* _Stated exercise_: All of the records below must be output exactly, with no pictures carried over.

* _Records from a dataset_:
* * * * *
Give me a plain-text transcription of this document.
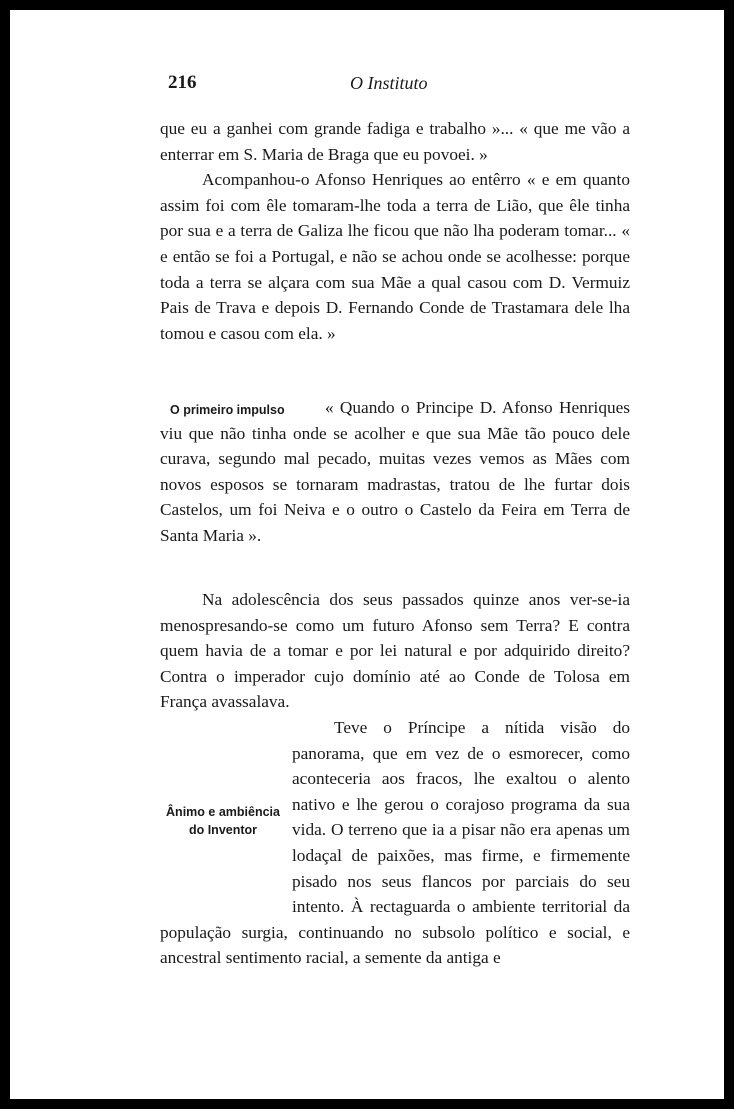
216	O Instituto

que eu a ganhei com grande fadiga e trabalho »... « que me vão a enterrar em S. Maria de Braga que eu povoei. »

Acompanhou-o Afonso Henriques ao entêrro « e em quanto assim foi com êle tomaram-lhe toda a terra de Lião, que êle tinha por sua e a terra de Galiza lhe ficou que não lha poderam tomar... « e então se foi a Portugal, e não se achou onde se acolhesse: porque toda a terra se alçara com sua Mãe a qual casou com D. Vermuiz Pais de Trava e depois D. Fernando Conde de Trastamara dele lha tomou e casou com ela. »

O primeiro impulso	« Quando o Principe D. Afonso Henriques viu que não tinha onde se acolher e que sua Mãe tão pouco dele curava, segundo mal pecado, muitas vezes vemos as Mães com novos esposos se tornaram madrastas, tratou de lhe furtar dois Castelos, um foi Neiva e o outro o Castelo da Feira em Terra de Santa Maria ».

Ânimo e ambiência
do Inventor

Na adolescência dos seus passados quinze anos ver-se-ia menospresando-se como um futuro Afonso sem Terra? E contra quem havia de a tomar e por lei natural e por adquirido direito? Contra o imperador cujo domínio até ao Conde de Tolosa em França avassalava.

Teve o Príncipe a nítida visão do panorama, que em vez de o esmorecer, como aconteceria aos fracos, lhe exaltou o alento nativo e lhe gerou o corajoso programa da sua vida. O terreno que ia a pisar não era apenas um lodaçal de paixões, mas firme, e firmemente pisado nos seus flancos por parciais do seu intento. À rectaguarda o ambiente territorial da população surgia, continuando no subsolo político e social, e ancestral sentimento racial, a semente da antiga e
* * * * *
* _Full output_:
Give me a plain-text transcription of this document.
216	O Instituto

que eu a ganhei com grande fadiga e trabalho »... « que me vão a enterrar em S. Maria de Braga que eu povoei. »

Acompanhou-o Afonso Henriques ao entêrro « e em quanto assim foi com êle tomaram-lhe toda a terra de Lião, que êle tinha por sua e a terra de Galiza lhe ficou que não lha poderam tomar... « e então se foi a Portugal, e não se achou onde se acolhesse: porque toda a terra se alçara com sua Mãe a qual casou com D. Vermuiz Pais de Trava e depois D. Fernando Conde de Trastamara dele lha tomou e casou com ela. »

O primeiro impulso	« Quando o Principe D. Afonso Henriques viu que não tinha onde se acolher e que sua Mãe tão pouco dele curava, segundo mal pecado, muitas vezes vemos as Mães com novos esposos se tornaram madrastas, tratou de lhe furtar dois Castelos, um foi Neiva e o outro o Castelo da Feira em Terra de Santa Maria ».

Ânimo e ambiência
do Inventor

Na adolescência dos seus passados quinze anos ver-se-ia menospresando-se como um futuro Afonso sem Terra? E contra quem havia de a tomar e por lei natural e por adquirido direito? Contra o imperador cujo domínio até ao Conde de Tolosa em França avassalava.

Teve o Príncipe a nítida visão do panorama, que em vez de o esmorecer, como aconteceria aos fracos, lhe exaltou o alento nativo e lhe gerou o corajoso programa da sua vida. O terreno que ia a pisar não era apenas um lodaçal de paixões, mas firme, e firmemente pisado nos seus flancos por parciais do seu intento. À rectaguarda o ambiente territorial da população surgia, continuando no subsolo político e social, e ancestral sentimento racial, a semente da antiga e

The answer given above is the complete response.